# Material supplied
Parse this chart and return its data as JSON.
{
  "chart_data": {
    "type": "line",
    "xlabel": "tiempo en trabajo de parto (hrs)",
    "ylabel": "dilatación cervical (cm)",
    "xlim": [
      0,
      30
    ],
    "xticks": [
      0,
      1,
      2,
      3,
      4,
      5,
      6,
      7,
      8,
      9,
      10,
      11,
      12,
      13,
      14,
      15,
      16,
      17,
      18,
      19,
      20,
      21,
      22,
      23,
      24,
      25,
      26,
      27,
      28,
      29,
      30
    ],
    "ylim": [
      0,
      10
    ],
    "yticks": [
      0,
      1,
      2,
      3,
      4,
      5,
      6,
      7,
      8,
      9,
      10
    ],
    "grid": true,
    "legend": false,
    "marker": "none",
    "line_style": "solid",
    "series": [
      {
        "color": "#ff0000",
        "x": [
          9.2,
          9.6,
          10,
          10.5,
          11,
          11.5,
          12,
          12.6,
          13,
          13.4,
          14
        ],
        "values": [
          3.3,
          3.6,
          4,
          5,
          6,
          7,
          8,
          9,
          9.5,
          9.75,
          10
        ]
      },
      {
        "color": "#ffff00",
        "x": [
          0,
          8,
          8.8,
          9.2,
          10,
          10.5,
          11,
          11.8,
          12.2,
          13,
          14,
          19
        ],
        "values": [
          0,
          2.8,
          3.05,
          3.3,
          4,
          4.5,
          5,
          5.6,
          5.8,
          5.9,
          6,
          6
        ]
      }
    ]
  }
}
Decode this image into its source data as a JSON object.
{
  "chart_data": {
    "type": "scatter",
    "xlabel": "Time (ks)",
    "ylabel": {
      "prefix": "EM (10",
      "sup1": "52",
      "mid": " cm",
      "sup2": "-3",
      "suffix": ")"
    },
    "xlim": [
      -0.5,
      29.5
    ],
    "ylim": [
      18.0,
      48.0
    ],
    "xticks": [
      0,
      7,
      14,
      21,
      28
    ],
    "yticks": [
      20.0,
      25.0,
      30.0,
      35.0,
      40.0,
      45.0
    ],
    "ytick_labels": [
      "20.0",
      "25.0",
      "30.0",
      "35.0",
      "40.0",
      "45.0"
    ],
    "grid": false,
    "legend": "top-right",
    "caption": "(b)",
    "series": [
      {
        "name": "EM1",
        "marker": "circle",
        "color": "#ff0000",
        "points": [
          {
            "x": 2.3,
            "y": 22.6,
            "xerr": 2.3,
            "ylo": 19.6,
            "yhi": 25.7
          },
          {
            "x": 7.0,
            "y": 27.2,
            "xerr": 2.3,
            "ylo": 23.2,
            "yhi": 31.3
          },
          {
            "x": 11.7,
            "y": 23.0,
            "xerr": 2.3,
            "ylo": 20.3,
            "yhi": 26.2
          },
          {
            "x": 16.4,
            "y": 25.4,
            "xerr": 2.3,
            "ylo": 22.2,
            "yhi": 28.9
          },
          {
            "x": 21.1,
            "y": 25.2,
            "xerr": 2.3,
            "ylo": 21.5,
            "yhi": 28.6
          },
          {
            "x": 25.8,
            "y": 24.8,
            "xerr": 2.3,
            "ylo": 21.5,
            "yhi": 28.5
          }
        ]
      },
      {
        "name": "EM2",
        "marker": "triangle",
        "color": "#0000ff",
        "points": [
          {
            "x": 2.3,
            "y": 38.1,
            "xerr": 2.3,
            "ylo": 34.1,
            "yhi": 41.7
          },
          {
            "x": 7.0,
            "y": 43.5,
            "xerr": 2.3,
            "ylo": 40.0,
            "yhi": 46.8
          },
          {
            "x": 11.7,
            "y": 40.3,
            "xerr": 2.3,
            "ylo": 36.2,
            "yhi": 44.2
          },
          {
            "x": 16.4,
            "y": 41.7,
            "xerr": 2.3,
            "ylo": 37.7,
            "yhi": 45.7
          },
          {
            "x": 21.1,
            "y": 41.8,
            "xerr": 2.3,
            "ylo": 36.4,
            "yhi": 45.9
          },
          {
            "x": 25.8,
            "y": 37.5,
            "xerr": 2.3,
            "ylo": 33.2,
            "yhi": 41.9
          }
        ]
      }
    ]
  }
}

# Task directions
Extract all of the material exactly as it is written.

# Output of the task
Parse this chart and return its data as JSON.
{
  "chart_data": {
    "type": "line",
    "xlabel": "tiempo en trabajo de parto (hrs)",
    "ylabel": "dilatación cervical (cm)",
    "xlim": [
      0,
      30
    ],
    "xticks": [
      0,
      1,
      2,
      3,
      4,
      5,
      6,
      7,
      8,
      9,
      10,
      11,
      12,
      13,
      14,
      15,
      16,
      17,
      18,
      19,
      20,
      21,
      22,
      23,
      24,
      25,
      26,
      27,
      28,
      29,
      30
    ],
    "ylim": [
      0,
      10
    ],
    "yticks": [
      0,
      1,
      2,
      3,
      4,
      5,
      6,
      7,
      8,
      9,
      10
    ],
    "grid": true,
    "legend": false,
    "marker": "none",
    "line_style": "solid",
    "series": [
      {
        "color": "#ff0000",
        "x": [
          9.2,
          9.6,
          10,
          10.5,
          11,
          11.5,
          12,
          12.6,
          13,
          13.4,
          14
        ],
        "values": [
          3.3,
          3.6,
          4,
          5,
          6,
          7,
          8,
          9,
          9.5,
          9.75,
          10
        ]
      },
      {
        "color": "#ffff00",
        "x": [
          0,
          8,
          8.8,
          9.2,
          10,
          10.5,
          11,
          11.8,
          12.2,
          13,
          14,
          19
        ],
        "values": [
          0,
          2.8,
          3.05,
          3.3,
          4,
          4.5,
          5,
          5.6,
          5.8,
          5.9,
          6,
          6
        ]
      }
    ]
  }
}
Decode this image into its source data as a JSON object.
{
  "chart_data": {
    "type": "scatter",
    "xlabel": "Time (ks)",
    "ylabel": {
      "prefix": "EM (10",
      "sup1": "52",
      "mid": " cm",
      "sup2": "-3",
      "suffix": ")"
    },
    "xlim": [
      -0.5,
      29.5
    ],
    "ylim": [
      18.0,
      48.0
    ],
    "xticks": [
      0,
      7,
      14,
      21,
      28
    ],
    "yticks": [
      20.0,
      25.0,
      30.0,
      35.0,
      40.0,
      45.0
    ],
    "ytick_labels": [
      "20.0",
      "25.0",
      "30.0",
      "35.0",
      "40.0",
      "45.0"
    ],
    "grid": false,
    "legend": "top-right",
    "caption": "(b)",
    "series": [
      {
        "name": "EM1",
        "marker": "circle",
        "color": "#ff0000",
        "points": [
          {
            "x": 2.3,
            "y": 22.6,
            "xerr": 2.3,
            "ylo": 19.6,
            "yhi": 25.7
          },
          {
            "x": 7.0,
            "y": 27.2,
            "xerr": 2.3,
            "ylo": 23.2,
            "yhi": 31.3
          },
          {
            "x": 11.7,
            "y": 23.0,
            "xerr": 2.3,
            "ylo": 20.3,
            "yhi": 26.2
          },
          {
            "x": 16.4,
            "y": 25.4,
            "xerr": 2.3,
            "ylo": 22.2,
            "yhi": 28.9
          },
          {
            "x": 21.1,
            "y": 25.2,
            "xerr": 2.3,
            "ylo": 21.5,
            "yhi": 28.6
          },
          {
            "x": 25.8,
            "y": 24.8,
            "xerr": 2.3,
            "ylo": 21.5,
            "yhi": 28.5
          }
        ]
      },
      {
        "name": "EM2",
        "marker": "triangle",
        "color": "#0000ff",
        "points": [
          {
            "x": 2.3,
            "y": 38.1,
            "xerr": 2.3,
            "ylo": 34.1,
            "yhi": 41.7
          },
          {
            "x": 7.0,
            "y": 43.5,
            "xerr": 2.3,
            "ylo": 40.0,
            "yhi": 46.8
          },
          {
            "x": 11.7,
            "y": 40.3,
            "xerr": 2.3,
            "ylo": 36.2,
            "yhi": 44.2
          },
          {
            "x": 16.4,
            "y": 41.7,
            "xerr": 2.3,
            "ylo": 37.7,
            "yhi": 45.7
          },
          {
            "x": 21.1,
            "y": 41.8,
            "xerr": 2.3,
            "ylo": 36.4,
            "yhi": 45.9
          },
          {
            "x": 25.8,
            "y": 37.5,
            "xerr": 2.3,
            "ylo": 33.2,
            "yhi": 41.9
          }
        ]
      }
    ]
  }
}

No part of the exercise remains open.